Given problem.
Would you extract the whole listing below and retype it exactly?

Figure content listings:
▼

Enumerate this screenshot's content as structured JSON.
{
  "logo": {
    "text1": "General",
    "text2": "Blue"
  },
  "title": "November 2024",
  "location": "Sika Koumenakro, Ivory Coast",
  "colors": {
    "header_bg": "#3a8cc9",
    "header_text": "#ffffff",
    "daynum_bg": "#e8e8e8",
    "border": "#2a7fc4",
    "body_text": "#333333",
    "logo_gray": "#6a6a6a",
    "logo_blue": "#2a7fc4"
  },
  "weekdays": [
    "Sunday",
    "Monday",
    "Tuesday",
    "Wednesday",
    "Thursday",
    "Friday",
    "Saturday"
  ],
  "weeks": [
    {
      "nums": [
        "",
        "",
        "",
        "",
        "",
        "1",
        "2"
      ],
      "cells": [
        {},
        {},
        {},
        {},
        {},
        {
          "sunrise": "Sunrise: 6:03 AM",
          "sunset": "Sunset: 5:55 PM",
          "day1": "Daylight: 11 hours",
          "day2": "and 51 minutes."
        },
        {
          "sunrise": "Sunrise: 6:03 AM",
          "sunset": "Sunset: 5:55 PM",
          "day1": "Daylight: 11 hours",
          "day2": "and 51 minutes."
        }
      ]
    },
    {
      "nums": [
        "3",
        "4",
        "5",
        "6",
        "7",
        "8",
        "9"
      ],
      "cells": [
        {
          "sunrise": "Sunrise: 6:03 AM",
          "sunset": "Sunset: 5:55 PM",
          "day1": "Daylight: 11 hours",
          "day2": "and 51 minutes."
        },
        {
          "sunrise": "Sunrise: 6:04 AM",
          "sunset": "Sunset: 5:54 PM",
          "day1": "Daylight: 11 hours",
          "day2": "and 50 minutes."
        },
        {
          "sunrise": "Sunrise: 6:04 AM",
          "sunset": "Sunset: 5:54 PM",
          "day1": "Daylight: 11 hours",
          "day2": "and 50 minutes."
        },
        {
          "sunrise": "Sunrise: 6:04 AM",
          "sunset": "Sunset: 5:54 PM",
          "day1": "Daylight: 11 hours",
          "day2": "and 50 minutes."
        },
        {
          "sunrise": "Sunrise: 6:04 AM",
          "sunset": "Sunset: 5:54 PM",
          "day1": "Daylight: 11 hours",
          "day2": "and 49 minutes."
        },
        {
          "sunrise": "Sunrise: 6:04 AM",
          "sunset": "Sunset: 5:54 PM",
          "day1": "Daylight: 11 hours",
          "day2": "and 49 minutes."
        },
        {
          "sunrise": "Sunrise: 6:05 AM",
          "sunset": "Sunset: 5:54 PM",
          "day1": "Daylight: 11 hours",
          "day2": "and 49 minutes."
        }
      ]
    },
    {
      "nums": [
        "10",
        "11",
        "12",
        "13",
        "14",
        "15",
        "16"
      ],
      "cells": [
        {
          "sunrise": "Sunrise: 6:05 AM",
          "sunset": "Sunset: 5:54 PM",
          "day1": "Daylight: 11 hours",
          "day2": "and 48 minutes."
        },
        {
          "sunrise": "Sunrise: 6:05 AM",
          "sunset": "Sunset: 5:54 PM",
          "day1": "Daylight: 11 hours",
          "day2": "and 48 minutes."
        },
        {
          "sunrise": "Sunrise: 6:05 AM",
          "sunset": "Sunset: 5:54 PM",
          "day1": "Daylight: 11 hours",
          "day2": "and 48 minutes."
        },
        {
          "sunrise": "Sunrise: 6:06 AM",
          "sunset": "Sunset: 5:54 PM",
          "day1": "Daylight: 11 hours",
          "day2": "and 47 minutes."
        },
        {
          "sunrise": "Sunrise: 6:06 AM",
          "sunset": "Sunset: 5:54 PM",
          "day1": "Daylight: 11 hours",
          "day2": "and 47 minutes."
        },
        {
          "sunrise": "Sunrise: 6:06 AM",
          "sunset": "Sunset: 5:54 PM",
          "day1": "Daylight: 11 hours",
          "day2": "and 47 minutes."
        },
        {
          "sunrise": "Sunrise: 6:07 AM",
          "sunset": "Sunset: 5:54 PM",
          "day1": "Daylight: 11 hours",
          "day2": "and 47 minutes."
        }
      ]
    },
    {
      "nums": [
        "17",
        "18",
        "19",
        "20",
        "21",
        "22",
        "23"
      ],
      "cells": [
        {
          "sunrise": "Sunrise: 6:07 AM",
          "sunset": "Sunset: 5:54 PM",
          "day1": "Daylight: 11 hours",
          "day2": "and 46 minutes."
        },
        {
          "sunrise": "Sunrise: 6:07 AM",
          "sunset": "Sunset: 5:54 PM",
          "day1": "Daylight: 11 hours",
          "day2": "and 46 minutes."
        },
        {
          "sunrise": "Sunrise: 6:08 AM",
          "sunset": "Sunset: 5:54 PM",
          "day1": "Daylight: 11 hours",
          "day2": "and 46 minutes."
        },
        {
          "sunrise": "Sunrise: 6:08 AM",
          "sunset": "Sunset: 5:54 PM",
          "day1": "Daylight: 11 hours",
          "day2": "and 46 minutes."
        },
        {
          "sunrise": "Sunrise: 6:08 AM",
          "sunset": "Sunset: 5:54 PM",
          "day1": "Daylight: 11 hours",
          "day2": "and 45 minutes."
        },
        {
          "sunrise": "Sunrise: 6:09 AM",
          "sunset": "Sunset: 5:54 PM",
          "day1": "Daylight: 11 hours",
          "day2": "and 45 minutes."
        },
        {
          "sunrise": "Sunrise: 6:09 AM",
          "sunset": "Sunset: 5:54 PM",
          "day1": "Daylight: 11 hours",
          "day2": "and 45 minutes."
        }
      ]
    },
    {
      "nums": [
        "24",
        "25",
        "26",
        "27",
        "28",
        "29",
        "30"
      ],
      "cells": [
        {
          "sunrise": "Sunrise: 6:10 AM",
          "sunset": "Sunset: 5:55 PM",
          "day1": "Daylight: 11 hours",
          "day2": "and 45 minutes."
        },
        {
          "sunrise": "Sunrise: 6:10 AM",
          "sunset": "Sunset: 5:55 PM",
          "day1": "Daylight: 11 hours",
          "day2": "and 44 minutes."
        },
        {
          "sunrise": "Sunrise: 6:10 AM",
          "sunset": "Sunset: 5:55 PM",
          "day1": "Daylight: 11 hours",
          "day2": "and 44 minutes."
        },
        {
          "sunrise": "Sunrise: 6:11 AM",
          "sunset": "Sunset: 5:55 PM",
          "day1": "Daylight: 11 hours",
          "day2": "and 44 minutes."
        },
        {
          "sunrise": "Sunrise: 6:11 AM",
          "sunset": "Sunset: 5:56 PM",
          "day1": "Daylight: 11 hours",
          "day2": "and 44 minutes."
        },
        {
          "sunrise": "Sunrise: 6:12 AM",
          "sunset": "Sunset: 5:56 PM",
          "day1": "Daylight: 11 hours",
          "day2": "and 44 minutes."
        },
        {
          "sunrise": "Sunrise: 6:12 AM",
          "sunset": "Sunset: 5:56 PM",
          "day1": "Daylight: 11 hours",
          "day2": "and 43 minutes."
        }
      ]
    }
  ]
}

▲

Solution below.
Enumerate this screenshot's content as structured JSON.
{
  "logo": {
    "text1": "General",
    "text2": "Blue"
  },
  "title": "November 2024",
  "location": "Sika Koumenakro, Ivory Coast",
  "colors": {
    "header_bg": "#3a8cc9",
    "header_text": "#ffffff",
    "daynum_bg": "#e8e8e8",
    "border": "#2a7fc4",
    "body_text": "#333333",
    "logo_gray": "#6a6a6a",
    "logo_blue": "#2a7fc4"
  },
  "weekdays": [
    "Sunday",
    "Monday",
    "Tuesday",
    "Wednesday",
    "Thursday",
    "Friday",
    "Saturday"
  ],
  "weeks": [
    {
      "nums": [
        "",
        "",
        "",
        "",
        "",
        "1",
        "2"
      ],
      "cells": [
        {},
        {},
        {},
        {},
        {},
        {
          "sunrise": "Sunrise: 6:03 AM",
          "sunset": "Sunset: 5:55 PM",
          "day1": "Daylight: 11 hours",
          "day2": "and 51 minutes."
        },
        {
          "sunrise": "Sunrise: 6:03 AM",
          "sunset": "Sunset: 5:55 PM",
          "day1": "Daylight: 11 hours",
          "day2": "and 51 minutes."
        }
      ]
    },
    {
      "nums": [
        "3",
        "4",
        "5",
        "6",
        "7",
        "8",
        "9"
      ],
      "cells": [
        {
          "sunrise": "Sunrise: 6:03 AM",
          "sunset": "Sunset: 5:55 PM",
          "day1": "Daylight: 11 hours",
          "day2": "and 51 minutes."
        },
        {
          "sunrise": "Sunrise: 6:04 AM",
          "sunset": "Sunset: 5:54 PM",
          "day1": "Daylight: 11 hours",
          "day2": "and 50 minutes."
        },
        {
          "sunrise": "Sunrise: 6:04 AM",
          "sunset": "Sunset: 5:54 PM",
          "day1": "Daylight: 11 hours",
          "day2": "and 50 minutes."
        },
        {
          "sunrise": "Sunrise: 6:04 AM",
          "sunset": "Sunset: 5:54 PM",
          "day1": "Daylight: 11 hours",
          "day2": "and 50 minutes."
        },
        {
          "sunrise": "Sunrise: 6:04 AM",
          "sunset": "Sunset: 5:54 PM",
          "day1": "Daylight: 11 hours",
          "day2": "and 49 minutes."
        },
        {
          "sunrise": "Sunrise: 6:04 AM",
          "sunset": "Sunset: 5:54 PM",
          "day1": "Daylight: 11 hours",
          "day2": "and 49 minutes."
        },
        {
          "sunrise": "Sunrise: 6:05 AM",
          "sunset": "Sunset: 5:54 PM",
          "day1": "Daylight: 11 hours",
          "day2": "and 49 minutes."
        }
      ]
    },
    {
      "nums": [
        "10",
        "11",
        "12",
        "13",
        "14",
        "15",
        "16"
      ],
      "cells": [
        {
          "sunrise": "Sunrise: 6:05 AM",
          "sunset": "Sunset: 5:54 PM",
          "day1": "Daylight: 11 hours",
          "day2": "and 48 minutes."
        },
        {
          "sunrise": "Sunrise: 6:05 AM",
          "sunset": "Sunset: 5:54 PM",
          "day1": "Daylight: 11 hours",
          "day2": "and 48 minutes."
        },
        {
          "sunrise": "Sunrise: 6:05 AM",
          "sunset": "Sunset: 5:54 PM",
          "day1": "Daylight: 11 hours",
          "day2": "and 48 minutes."
        },
        {
          "sunrise": "Sunrise: 6:06 AM",
          "sunset": "Sunset: 5:54 PM",
          "day1": "Daylight: 11 hours",
          "day2": "and 47 minutes."
        },
        {
          "sunrise": "Sunrise: 6:06 AM",
          "sunset": "Sunset: 5:54 PM",
          "day1": "Daylight: 11 hours",
          "day2": "and 47 minutes."
        },
        {
          "sunrise": "Sunrise: 6:06 AM",
          "sunset": "Sunset: 5:54 PM",
          "day1": "Daylight: 11 hours",
          "day2": "and 47 minutes."
        },
        {
          "sunrise": "Sunrise: 6:07 AM",
          "sunset": "Sunset: 5:54 PM",
          "day1": "Daylight: 11 hours",
          "day2": "and 47 minutes."
        }
      ]
    },
    {
      "nums": [
        "17",
        "18",
        "19",
        "20",
        "21",
        "22",
        "23"
      ],
      "cells": [
        {
          "sunrise": "Sunrise: 6:07 AM",
          "sunset": "Sunset: 5:54 PM",
          "day1": "Daylight: 11 hours",
          "day2": "and 46 minutes."
        },
        {
          "sunrise": "Sunrise: 6:07 AM",
          "sunset": "Sunset: 5:54 PM",
          "day1": "Daylight: 11 hours",
          "day2": "and 46 minutes."
        },
        {
          "sunrise": "Sunrise: 6:08 AM",
          "sunset": "Sunset: 5:54 PM",
          "day1": "Daylight: 11 hours",
          "day2": "and 46 minutes."
        },
        {
          "sunrise": "Sunrise: 6:08 AM",
          "sunset": "Sunset: 5:54 PM",
          "day1": "Daylight: 11 hours",
          "day2": "and 46 minutes."
        },
        {
          "sunrise": "Sunrise: 6:08 AM",
          "sunset": "Sunset: 5:54 PM",
          "day1": "Daylight: 11 hours",
          "day2": "and 45 minutes."
        },
        {
          "sunrise": "Sunrise: 6:09 AM",
          "sunset": "Sunset: 5:54 PM",
          "day1": "Daylight: 11 hours",
          "day2": "and 45 minutes."
        },
        {
          "sunrise": "Sunrise: 6:09 AM",
          "sunset": "Sunset: 5:54 PM",
          "day1": "Daylight: 11 hours",
          "day2": "and 45 minutes."
        }
      ]
    },
    {
      "nums": [
        "24",
        "25",
        "26",
        "27",
        "28",
        "29",
        "30"
      ],
      "cells": [
        {
          "sunrise": "Sunrise: 6:10 AM",
          "sunset": "Sunset: 5:55 PM",
          "day1": "Daylight: 11 hours",
          "day2": "and 45 minutes."
        },
        {
          "sunrise": "Sunrise: 6:10 AM",
          "sunset": "Sunset: 5:55 PM",
          "day1": "Daylight: 11 hours",
          "day2": "and 44 minutes."
        },
        {
          "sunrise": "Sunrise: 6:10 AM",
          "sunset": "Sunset: 5:55 PM",
          "day1": "Daylight: 11 hours",
          "day2": "and 44 minutes."
        },
        {
          "sunrise": "Sunrise: 6:11 AM",
          "sunset": "Sunset: 5:55 PM",
          "day1": "Daylight: 11 hours",
          "day2": "and 44 minutes."
        },
        {
          "sunrise": "Sunrise: 6:11 AM",
          "sunset": "Sunset: 5:56 PM",
          "day1": "Daylight: 11 hours",
          "day2": "and 44 minutes."
        },
        {
          "sunrise": "Sunrise: 6:12 AM",
          "sunset": "Sunset: 5:56 PM",
          "day1": "Daylight: 11 hours",
          "day2": "and 44 minutes."
        },
        {
          "sunrise": "Sunrise: 6:12 AM",
          "sunset": "Sunset: 5:56 PM",
          "day1": "Daylight: 11 hours",
          "day2": "and 43 minutes."
        }
      ]
    }
  ]
}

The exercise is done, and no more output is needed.